Work task: Which labeled lines and points appear in the figure captions of the passage below on implanting spinal cord stimulators in obese patients?

Selected text:
• • • • • • •
The remedy for dealing with the obese patient is relatively simple. The line that you have drawn between the anticipated EES and the SES should be extended beyond the normal SES. The practitioner at this point simply advances in a caudad manner along that line. The amount that you need to go caudally depends obviously on the amount of subcutaneous fat tissue and varies anywhere from 1 cm to 4 cm. This will change the angulation so that you maintain a shallow and appropriate AP angle of 15 to 30 degrees, and also makes the advancement of the spinal leads much easier. At the same time, you will be maintaining both your lateral angulations and oblique angulations discussed above. Companies that manufacture spinal cord stimulation systems make extended length needles and extended length lead wires with contacts, which are frequently necessary when you have to go back along that line a substantial amount in order to maintain the angulation. Outside of this relatively minor adjustment, the obese patient may obviously require some additional local anesthetic because of the depth of penetration of the stimulator needle. We frequently will use a longer Quincke needle to provide deeper subcutaneous local anesthetic in these patients. After trying this method on a few patients, you will find that it is an effective and easy way to overcome the additional challenge of implantation in the patient with additional subcutaneous fatty tissue.

Figure 1. Illustration of Line A that would be drawn on the patient’s skin along the spinous process to demonstrate a cephalocaudad linear point of reference and Line B drawn through Point 1 (EES) and Point 2 (SES). Please note that the angle formed using these reference points is less than 30 degrees. Figure 2A. Presents a lateral view that demonstrates the effect of excessive subcutaneous tissue. Point 1 identifies the skin entry site on this patient with a reasonable normal body habitus and a linear lateral line from Point 1 (SES) to Point 3 (EES). Line B demonstrates a similar line through where the SES point would be with additional subcutaneous tissue and a line is then drawn through Point 3 (EES).
• • • • • • •
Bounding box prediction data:
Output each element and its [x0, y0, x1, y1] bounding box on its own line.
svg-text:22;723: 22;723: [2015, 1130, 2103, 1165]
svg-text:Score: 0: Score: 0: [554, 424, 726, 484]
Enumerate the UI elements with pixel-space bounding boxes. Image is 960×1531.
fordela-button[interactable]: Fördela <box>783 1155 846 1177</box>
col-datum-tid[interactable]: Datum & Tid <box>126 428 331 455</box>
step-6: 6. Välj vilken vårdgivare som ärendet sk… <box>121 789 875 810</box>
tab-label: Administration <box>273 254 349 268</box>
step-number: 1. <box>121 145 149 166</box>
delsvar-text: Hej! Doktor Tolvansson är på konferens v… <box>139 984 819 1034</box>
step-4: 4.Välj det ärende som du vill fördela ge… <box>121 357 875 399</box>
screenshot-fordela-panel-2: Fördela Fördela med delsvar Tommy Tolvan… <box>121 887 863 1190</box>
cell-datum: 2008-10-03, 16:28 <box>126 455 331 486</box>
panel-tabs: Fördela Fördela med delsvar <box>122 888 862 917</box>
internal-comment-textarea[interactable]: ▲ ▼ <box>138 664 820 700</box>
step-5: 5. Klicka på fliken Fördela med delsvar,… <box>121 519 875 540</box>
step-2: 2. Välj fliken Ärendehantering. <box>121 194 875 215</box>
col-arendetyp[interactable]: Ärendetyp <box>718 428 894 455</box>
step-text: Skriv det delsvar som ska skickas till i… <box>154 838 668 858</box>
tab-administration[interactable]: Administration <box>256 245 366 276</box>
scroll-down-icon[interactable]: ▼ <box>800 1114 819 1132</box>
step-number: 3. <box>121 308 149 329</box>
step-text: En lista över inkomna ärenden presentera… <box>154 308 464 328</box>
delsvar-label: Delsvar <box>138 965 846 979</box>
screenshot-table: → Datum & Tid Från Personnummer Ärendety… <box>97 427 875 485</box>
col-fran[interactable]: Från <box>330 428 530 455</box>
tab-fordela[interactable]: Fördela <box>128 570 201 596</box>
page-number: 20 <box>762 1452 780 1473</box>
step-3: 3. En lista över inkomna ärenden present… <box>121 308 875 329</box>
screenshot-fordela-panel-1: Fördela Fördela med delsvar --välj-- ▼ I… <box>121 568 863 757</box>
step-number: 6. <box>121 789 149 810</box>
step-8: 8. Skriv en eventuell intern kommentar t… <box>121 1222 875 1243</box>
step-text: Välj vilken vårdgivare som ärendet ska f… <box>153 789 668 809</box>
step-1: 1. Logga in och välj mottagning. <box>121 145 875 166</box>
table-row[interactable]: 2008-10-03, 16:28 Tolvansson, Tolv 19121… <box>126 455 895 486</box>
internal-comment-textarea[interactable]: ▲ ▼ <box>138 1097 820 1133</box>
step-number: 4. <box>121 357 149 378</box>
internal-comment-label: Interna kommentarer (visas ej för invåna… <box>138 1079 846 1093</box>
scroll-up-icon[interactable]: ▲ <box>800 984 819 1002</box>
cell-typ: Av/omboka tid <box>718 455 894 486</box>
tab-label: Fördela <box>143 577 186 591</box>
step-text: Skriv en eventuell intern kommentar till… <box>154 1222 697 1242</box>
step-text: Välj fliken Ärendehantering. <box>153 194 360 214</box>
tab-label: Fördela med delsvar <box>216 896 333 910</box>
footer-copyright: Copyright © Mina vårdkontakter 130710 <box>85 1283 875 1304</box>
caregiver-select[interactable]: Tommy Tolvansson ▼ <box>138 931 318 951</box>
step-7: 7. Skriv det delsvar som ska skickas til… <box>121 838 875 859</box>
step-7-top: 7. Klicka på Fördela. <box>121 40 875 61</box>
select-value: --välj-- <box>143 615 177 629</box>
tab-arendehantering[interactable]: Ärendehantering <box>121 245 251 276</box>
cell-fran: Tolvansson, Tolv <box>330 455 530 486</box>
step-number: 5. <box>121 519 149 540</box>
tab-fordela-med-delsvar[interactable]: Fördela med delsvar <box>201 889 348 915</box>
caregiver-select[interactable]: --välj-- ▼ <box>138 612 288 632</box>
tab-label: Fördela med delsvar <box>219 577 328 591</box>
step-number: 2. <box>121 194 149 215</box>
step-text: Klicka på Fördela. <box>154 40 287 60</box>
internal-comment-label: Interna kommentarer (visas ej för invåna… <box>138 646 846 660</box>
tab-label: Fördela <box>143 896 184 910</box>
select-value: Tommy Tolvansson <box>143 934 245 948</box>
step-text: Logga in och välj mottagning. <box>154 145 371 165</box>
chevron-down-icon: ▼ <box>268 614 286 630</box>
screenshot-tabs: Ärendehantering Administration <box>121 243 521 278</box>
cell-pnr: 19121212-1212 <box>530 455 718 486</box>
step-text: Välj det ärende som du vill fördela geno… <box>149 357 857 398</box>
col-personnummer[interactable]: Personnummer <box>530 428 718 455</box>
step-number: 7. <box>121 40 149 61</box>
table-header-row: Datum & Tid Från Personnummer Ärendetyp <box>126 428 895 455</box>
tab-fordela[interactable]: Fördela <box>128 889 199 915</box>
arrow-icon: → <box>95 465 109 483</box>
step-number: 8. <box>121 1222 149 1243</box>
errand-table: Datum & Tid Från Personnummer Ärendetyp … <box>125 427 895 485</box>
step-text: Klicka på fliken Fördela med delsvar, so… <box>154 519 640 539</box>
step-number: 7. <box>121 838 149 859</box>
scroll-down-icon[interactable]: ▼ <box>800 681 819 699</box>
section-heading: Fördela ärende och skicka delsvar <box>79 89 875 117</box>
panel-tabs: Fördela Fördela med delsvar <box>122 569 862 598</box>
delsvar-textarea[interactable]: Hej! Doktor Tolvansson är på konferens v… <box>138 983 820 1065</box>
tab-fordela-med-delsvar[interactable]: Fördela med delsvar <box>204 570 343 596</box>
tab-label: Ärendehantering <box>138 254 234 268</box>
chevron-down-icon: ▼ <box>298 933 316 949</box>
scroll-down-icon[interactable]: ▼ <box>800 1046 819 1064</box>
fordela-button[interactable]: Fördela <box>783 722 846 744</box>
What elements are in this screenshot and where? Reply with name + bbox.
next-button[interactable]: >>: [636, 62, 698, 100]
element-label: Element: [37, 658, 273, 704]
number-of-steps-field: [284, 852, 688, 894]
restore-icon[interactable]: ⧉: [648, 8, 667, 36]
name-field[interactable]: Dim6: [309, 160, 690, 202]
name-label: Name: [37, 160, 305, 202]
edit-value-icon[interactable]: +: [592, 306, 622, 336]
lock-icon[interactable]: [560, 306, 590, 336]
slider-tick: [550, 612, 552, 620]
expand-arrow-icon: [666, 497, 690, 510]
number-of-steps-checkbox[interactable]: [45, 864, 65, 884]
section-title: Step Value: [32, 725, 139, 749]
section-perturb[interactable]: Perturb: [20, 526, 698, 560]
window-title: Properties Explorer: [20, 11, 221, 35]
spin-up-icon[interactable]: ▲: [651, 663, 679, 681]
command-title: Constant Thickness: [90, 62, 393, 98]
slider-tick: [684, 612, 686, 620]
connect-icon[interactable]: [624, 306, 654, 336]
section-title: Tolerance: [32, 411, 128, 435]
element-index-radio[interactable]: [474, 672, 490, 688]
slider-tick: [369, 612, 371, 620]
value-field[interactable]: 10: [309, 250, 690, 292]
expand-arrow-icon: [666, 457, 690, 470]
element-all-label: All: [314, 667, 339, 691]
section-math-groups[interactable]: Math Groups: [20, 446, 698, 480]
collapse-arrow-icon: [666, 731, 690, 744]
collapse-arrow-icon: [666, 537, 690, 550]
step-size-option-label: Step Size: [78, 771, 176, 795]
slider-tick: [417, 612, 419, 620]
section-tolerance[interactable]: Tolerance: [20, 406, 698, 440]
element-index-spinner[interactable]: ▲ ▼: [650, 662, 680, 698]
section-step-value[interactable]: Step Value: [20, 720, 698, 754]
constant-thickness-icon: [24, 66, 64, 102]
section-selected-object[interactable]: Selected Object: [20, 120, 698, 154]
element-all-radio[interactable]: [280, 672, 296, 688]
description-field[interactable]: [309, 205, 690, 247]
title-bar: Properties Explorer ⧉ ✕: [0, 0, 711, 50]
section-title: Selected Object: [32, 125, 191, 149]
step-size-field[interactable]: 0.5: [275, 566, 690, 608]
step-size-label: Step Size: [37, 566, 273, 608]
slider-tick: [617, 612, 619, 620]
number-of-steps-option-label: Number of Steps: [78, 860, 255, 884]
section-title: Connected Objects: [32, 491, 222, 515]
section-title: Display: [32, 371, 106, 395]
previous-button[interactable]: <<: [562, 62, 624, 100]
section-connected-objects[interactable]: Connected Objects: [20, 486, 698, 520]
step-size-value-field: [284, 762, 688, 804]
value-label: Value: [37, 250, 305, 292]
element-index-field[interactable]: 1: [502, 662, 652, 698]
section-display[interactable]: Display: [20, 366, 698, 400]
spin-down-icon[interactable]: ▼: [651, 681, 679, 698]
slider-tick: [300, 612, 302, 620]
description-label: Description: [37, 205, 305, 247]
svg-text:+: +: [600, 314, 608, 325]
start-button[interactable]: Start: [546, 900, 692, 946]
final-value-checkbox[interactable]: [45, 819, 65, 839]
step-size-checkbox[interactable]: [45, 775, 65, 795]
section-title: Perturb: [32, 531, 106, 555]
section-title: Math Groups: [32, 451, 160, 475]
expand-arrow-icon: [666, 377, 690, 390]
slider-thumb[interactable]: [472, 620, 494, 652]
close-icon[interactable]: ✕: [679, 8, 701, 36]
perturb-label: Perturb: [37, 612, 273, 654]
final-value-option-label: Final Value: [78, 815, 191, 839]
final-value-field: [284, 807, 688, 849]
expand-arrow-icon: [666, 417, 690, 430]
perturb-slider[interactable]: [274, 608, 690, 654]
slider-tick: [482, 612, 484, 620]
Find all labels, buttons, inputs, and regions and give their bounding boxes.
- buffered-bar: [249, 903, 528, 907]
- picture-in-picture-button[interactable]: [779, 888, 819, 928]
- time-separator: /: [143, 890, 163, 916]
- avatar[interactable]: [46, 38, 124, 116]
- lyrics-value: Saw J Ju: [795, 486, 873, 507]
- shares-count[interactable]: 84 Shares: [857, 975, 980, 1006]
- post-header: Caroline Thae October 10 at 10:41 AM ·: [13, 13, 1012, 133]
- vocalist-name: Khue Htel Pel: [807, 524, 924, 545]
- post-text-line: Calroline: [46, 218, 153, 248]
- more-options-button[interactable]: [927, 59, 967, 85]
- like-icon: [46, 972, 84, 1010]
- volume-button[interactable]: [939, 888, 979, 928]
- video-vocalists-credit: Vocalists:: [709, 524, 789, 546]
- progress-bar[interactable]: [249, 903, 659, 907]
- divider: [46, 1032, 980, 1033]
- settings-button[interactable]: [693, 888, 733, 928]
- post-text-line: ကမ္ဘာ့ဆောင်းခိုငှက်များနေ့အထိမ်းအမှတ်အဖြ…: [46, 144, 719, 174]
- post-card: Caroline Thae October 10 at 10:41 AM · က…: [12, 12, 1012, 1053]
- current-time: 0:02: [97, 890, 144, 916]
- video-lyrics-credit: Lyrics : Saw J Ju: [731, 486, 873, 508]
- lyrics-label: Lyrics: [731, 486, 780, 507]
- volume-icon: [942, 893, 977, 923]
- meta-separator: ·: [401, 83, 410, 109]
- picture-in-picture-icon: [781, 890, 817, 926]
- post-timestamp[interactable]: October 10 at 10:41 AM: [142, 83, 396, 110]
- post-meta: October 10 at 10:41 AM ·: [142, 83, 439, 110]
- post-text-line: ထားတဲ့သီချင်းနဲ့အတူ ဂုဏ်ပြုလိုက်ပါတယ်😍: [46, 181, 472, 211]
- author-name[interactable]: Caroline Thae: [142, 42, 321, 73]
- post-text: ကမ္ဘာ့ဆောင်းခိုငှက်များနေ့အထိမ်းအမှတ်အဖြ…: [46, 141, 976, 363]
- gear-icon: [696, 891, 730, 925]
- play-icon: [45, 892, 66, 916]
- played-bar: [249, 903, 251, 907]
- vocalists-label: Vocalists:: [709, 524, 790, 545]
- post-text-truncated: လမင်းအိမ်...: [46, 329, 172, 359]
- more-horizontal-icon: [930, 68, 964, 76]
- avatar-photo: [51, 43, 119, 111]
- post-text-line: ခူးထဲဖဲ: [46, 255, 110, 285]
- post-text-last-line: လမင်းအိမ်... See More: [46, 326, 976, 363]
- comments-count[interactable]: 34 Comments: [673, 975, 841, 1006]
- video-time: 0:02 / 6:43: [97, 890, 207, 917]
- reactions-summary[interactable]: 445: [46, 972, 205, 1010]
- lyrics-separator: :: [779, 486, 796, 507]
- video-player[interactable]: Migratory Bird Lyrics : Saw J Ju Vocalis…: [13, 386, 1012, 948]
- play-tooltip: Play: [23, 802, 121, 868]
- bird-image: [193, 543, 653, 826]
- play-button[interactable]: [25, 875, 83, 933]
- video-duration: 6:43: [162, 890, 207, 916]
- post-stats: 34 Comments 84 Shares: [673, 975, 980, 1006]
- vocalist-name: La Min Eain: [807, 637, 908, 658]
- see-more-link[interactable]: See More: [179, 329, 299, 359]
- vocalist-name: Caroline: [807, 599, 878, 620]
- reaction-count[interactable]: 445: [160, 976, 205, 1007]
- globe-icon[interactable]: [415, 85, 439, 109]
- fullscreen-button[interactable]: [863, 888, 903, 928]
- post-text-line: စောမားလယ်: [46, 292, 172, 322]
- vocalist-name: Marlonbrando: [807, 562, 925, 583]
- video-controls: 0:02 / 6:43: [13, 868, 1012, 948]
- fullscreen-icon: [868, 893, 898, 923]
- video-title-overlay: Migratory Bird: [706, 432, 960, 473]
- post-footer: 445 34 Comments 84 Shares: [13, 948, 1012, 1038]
• • • • • • •
Reply: Line A, Line B, Point 1, Point 2, Point 3